WRITTEN REQUEST → A line counts if it contains the string "color"; say how many such lines there are, giving only the number.

[Source data]
※ ※ ※
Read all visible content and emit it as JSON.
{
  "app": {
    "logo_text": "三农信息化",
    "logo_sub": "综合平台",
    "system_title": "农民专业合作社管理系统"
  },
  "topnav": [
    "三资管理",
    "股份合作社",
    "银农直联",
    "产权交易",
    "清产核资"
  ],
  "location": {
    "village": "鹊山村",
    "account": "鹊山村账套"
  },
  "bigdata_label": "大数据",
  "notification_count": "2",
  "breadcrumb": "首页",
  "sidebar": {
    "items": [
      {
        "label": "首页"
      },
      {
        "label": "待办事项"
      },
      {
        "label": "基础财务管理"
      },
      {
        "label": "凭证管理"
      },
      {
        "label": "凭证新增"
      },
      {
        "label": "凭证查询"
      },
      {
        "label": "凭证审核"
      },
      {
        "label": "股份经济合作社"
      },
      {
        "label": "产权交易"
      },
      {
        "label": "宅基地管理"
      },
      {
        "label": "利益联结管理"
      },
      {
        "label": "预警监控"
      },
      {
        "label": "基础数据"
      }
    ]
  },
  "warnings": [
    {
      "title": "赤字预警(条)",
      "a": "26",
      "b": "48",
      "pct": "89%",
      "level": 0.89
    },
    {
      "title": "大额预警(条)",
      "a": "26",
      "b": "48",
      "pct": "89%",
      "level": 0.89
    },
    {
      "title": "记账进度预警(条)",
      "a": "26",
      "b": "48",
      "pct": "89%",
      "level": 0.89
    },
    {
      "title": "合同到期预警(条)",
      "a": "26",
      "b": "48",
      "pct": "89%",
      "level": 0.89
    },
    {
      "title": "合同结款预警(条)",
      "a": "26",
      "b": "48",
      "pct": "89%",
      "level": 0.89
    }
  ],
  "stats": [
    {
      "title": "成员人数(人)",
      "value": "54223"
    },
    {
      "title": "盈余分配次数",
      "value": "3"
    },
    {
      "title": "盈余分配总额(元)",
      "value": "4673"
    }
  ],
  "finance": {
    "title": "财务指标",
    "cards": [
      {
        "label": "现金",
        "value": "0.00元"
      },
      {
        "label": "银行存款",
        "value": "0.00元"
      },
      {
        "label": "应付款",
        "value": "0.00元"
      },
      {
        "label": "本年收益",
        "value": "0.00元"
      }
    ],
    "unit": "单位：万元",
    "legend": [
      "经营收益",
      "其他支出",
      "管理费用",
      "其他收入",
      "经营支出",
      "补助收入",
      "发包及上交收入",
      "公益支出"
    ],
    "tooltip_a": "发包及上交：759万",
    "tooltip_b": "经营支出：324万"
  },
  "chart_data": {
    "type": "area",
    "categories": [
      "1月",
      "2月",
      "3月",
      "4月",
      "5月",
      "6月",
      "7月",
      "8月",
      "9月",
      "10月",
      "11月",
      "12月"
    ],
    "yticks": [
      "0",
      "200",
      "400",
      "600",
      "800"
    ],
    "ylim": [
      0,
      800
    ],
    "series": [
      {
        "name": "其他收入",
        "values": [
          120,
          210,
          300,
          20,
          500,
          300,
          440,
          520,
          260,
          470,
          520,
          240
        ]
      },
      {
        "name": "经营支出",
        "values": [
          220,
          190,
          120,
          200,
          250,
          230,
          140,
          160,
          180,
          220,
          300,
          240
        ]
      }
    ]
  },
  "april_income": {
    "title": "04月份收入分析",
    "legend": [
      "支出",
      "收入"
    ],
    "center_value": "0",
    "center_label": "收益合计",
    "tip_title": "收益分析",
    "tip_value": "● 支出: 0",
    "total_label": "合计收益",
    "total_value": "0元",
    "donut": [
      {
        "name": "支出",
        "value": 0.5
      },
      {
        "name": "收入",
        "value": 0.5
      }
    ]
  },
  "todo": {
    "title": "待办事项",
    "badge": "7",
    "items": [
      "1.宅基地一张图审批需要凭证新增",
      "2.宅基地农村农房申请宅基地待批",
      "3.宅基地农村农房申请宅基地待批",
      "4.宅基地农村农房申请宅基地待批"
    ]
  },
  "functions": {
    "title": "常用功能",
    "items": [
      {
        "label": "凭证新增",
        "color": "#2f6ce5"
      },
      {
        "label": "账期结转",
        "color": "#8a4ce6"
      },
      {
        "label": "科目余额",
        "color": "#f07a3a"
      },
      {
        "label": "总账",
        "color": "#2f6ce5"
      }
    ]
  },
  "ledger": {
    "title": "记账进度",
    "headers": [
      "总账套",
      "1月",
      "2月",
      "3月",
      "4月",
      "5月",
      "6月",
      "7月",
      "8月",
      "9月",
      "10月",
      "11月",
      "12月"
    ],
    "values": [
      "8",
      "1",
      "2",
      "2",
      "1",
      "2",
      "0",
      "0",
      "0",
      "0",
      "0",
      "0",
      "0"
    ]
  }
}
※ ※ ※
TASK RESULT → 4